## Objective
Transcribe the records below in full; pictures stay out of the copy.

Some records
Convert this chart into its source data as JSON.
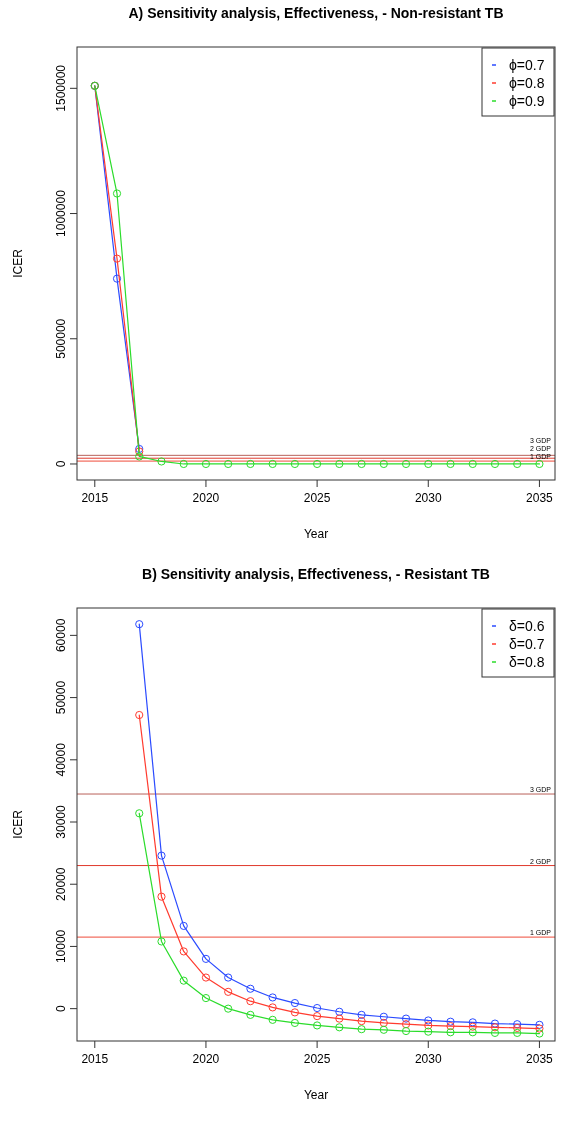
{
  "chart_data": [
    {
      "type": "line",
      "title": "A) Sensitivity analysis, Effectiveness, - Non-resistant TB",
      "xlabel": "Year",
      "ylabel": "ICER",
      "x": [
        2015,
        2016,
        2017,
        2018,
        2019,
        2020,
        2021,
        2022,
        2023,
        2024,
        2025,
        2026,
        2027,
        2028,
        2029,
        2030,
        2031,
        2032,
        2033,
        2034,
        2035
      ],
      "xlim": [
        2014.2,
        2035.7
      ],
      "xticks": [
        2015,
        2020,
        2025,
        2030,
        2035
      ],
      "ylim": [
        -64000,
        1665000
      ],
      "yticks": [
        0,
        500000,
        1000000,
        1500000
      ],
      "legend": "top right",
      "marker": "circle",
      "line_style": "solid",
      "series": [
        {
          "name": "ϕ=0.7",
          "color": "#2b4bff",
          "values": [
            1510000,
            740000,
            60000,
            null,
            null,
            null,
            null,
            null,
            null,
            null,
            null,
            null,
            null,
            null,
            null,
            null,
            null,
            null,
            null,
            null,
            null
          ]
        },
        {
          "name": "ϕ=0.8",
          "color": "#ff3b2f",
          "values": [
            1510000,
            820000,
            50000,
            null,
            null,
            null,
            null,
            null,
            null,
            null,
            null,
            null,
            null,
            null,
            null,
            null,
            null,
            null,
            null,
            null,
            null
          ]
        },
        {
          "name": "ϕ=0.9",
          "color": "#2bdc2b",
          "values": [
            1510000,
            1080000,
            30000,
            10000,
            0,
            0,
            0,
            0,
            0,
            0,
            0,
            0,
            0,
            0,
            0,
            0,
            0,
            0,
            0,
            0,
            0
          ]
        }
      ],
      "ref_lines": [
        {
          "axis": "y",
          "value": 34500,
          "label": "3 GDP",
          "color": "#b9615a"
        },
        {
          "axis": "y",
          "value": 23000,
          "label": "2 GDP",
          "color": "#e0392c"
        },
        {
          "axis": "y",
          "value": 11500,
          "label": "1 GDP",
          "color": "#ef4a3a"
        }
      ]
    },
    {
      "type": "line",
      "title": "B) Sensitivity analysis, Effectiveness, - Resistant TB",
      "xlabel": "Year",
      "ylabel": "ICER",
      "x": [
        2017,
        2018,
        2019,
        2020,
        2021,
        2022,
        2023,
        2024,
        2025,
        2026,
        2027,
        2028,
        2029,
        2030,
        2031,
        2032,
        2033,
        2034,
        2035
      ],
      "xlim": [
        2014.2,
        2035.7
      ],
      "xticks": [
        2015,
        2020,
        2025,
        2030,
        2035
      ],
      "ylim": [
        -5200,
        64400
      ],
      "yticks": [
        0,
        10000,
        20000,
        30000,
        40000,
        50000,
        60000
      ],
      "legend": "top right",
      "marker": "circle",
      "line_style": "solid",
      "series": [
        {
          "name": "δ=0.6",
          "color": "#2b4bff",
          "values": [
            61800,
            24600,
            13300,
            8000,
            5000,
            3200,
            1800,
            900,
            100,
            -500,
            -1000,
            -1300,
            -1600,
            -1900,
            -2100,
            -2200,
            -2400,
            -2500,
            -2600
          ]
        },
        {
          "name": "δ=0.7",
          "color": "#ff3b2f",
          "values": [
            47200,
            18000,
            9200,
            5000,
            2700,
            1200,
            200,
            -600,
            -1200,
            -1600,
            -2000,
            -2300,
            -2500,
            -2700,
            -2800,
            -2900,
            -3000,
            -3100,
            -3200
          ]
        },
        {
          "name": "δ=0.8",
          "color": "#2bdc2b",
          "values": [
            31400,
            10800,
            4500,
            1700,
            0,
            -1000,
            -1800,
            -2300,
            -2700,
            -3000,
            -3300,
            -3400,
            -3600,
            -3700,
            -3800,
            -3800,
            -3900,
            -3900,
            -4000
          ]
        }
      ],
      "ref_lines": [
        {
          "axis": "y",
          "value": 34500,
          "label": "3 GDP",
          "color": "#b9615a"
        },
        {
          "axis": "y",
          "value": 23000,
          "label": "2 GDP",
          "color": "#e0392c"
        },
        {
          "axis": "y",
          "value": 11500,
          "label": "1 GDP",
          "color": "#ef4a3a"
        }
      ]
    }
  ]
}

## Response for this exercise
Convert this chart into its source data as JSON.
{
  "chart_data": [
    {
      "type": "line",
      "title": "A) Sensitivity analysis, Effectiveness, - Non-resistant TB",
      "xlabel": "Year",
      "ylabel": "ICER",
      "x": [
        2015,
        2016,
        2017,
        2018,
        2019,
        2020,
        2021,
        2022,
        2023,
        2024,
        2025,
        2026,
        2027,
        2028,
        2029,
        2030,
        2031,
        2032,
        2033,
        2034,
        2035
      ],
      "xlim": [
        2014.2,
        2035.7
      ],
      "xticks": [
        2015,
        2020,
        2025,
        2030,
        2035
      ],
      "ylim": [
        -64000,
        1665000
      ],
      "yticks": [
        0,
        500000,
        1000000,
        1500000
      ],
      "legend": "top right",
      "marker": "circle",
      "line_style": "solid",
      "series": [
        {
          "name": "ϕ=0.7",
          "color": "#2b4bff",
          "values": [
            1510000,
            740000,
            60000,
            null,
            null,
            null,
            null,
            null,
            null,
            null,
            null,
            null,
            null,
            null,
            null,
            null,
            null,
            null,
            null,
            null,
            null
          ]
        },
        {
          "name": "ϕ=0.8",
          "color": "#ff3b2f",
          "values": [
            1510000,
            820000,
            50000,
            null,
            null,
            null,
            null,
            null,
            null,
            null,
            null,
            null,
            null,
            null,
            null,
            null,
            null,
            null,
            null,
            null,
            null
          ]
        },
        {
          "name": "ϕ=0.9",
          "color": "#2bdc2b",
          "values": [
            1510000,
            1080000,
            30000,
            10000,
            0,
            0,
            0,
            0,
            0,
            0,
            0,
            0,
            0,
            0,
            0,
            0,
            0,
            0,
            0,
            0,
            0
          ]
        }
      ],
      "ref_lines": [
        {
          "axis": "y",
          "value": 34500,
          "label": "3 GDP",
          "color": "#b9615a"
        },
        {
          "axis": "y",
          "value": 23000,
          "label": "2 GDP",
          "color": "#e0392c"
        },
        {
          "axis": "y",
          "value": 11500,
          "label": "1 GDP",
          "color": "#ef4a3a"
        }
      ]
    },
    {
      "type": "line",
      "title": "B) Sensitivity analysis, Effectiveness, - Resistant TB",
      "xlabel": "Year",
      "ylabel": "ICER",
      "x": [
        2017,
        2018,
        2019,
        2020,
        2021,
        2022,
        2023,
        2024,
        2025,
        2026,
        2027,
        2028,
        2029,
        2030,
        2031,
        2032,
        2033,
        2034,
        2035
      ],
      "xlim": [
        2014.2,
        2035.7
      ],
      "xticks": [
        2015,
        2020,
        2025,
        2030,
        2035
      ],
      "ylim": [
        -5200,
        64400
      ],
      "yticks": [
        0,
        10000,
        20000,
        30000,
        40000,
        50000,
        60000
      ],
      "legend": "top right",
      "marker": "circle",
      "line_style": "solid",
      "series": [
        {
          "name": "δ=0.6",
          "color": "#2b4bff",
          "values": [
            61800,
            24600,
            13300,
            8000,
            5000,
            3200,
            1800,
            900,
            100,
            -500,
            -1000,
            -1300,
            -1600,
            -1900,
            -2100,
            -2200,
            -2400,
            -2500,
            -2600
          ]
        },
        {
          "name": "δ=0.7",
          "color": "#ff3b2f",
          "values": [
            47200,
            18000,
            9200,
            5000,
            2700,
            1200,
            200,
            -600,
            -1200,
            -1600,
            -2000,
            -2300,
            -2500,
            -2700,
            -2800,
            -2900,
            -3000,
            -3100,
            -3200
          ]
        },
        {
          "name": "δ=0.8",
          "color": "#2bdc2b",
          "values": [
            31400,
            10800,
            4500,
            1700,
            0,
            -1000,
            -1800,
            -2300,
            -2700,
            -3000,
            -3300,
            -3400,
            -3600,
            -3700,
            -3800,
            -3800,
            -3900,
            -3900,
            -4000
          ]
        }
      ],
      "ref_lines": [
        {
          "axis": "y",
          "value": 34500,
          "label": "3 GDP",
          "color": "#b9615a"
        },
        {
          "axis": "y",
          "value": 23000,
          "label": "2 GDP",
          "color": "#e0392c"
        },
        {
          "axis": "y",
          "value": 11500,
          "label": "1 GDP",
          "color": "#ef4a3a"
        }
      ]
    }
  ]
}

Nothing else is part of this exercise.